** START **

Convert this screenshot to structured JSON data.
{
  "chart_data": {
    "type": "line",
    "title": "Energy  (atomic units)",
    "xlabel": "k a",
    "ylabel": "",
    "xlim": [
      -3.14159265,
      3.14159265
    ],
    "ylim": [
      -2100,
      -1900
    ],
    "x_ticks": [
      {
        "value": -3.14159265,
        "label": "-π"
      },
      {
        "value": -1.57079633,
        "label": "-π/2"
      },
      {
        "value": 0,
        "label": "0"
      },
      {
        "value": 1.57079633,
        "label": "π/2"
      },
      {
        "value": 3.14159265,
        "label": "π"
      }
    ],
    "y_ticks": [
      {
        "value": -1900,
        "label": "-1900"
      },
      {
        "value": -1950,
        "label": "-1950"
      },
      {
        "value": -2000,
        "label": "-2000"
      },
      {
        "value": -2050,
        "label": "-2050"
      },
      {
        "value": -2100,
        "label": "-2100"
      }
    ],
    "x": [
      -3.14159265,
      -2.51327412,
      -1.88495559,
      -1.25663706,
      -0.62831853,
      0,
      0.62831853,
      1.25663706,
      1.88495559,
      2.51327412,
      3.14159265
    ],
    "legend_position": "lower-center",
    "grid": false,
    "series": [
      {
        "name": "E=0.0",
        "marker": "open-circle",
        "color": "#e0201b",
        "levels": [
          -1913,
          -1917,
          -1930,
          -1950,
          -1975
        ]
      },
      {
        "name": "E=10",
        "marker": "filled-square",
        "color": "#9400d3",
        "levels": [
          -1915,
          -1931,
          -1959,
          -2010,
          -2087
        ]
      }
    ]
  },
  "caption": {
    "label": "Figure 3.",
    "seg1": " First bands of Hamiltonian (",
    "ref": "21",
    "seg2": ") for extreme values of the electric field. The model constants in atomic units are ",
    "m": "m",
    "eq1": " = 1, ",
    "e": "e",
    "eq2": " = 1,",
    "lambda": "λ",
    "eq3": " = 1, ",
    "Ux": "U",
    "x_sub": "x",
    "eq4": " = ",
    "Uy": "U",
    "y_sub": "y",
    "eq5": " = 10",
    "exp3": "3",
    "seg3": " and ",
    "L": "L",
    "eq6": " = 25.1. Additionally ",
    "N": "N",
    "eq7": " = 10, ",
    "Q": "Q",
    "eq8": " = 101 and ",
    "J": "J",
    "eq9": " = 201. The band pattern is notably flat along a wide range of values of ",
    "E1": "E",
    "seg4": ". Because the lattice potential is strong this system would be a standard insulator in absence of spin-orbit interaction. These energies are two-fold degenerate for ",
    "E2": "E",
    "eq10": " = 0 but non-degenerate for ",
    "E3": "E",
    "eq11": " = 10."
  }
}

** END **

THE TASK =
State the count of lines holding the string "marker" in the listing above, and nothing else.

WRITTEN SOLUTION =
2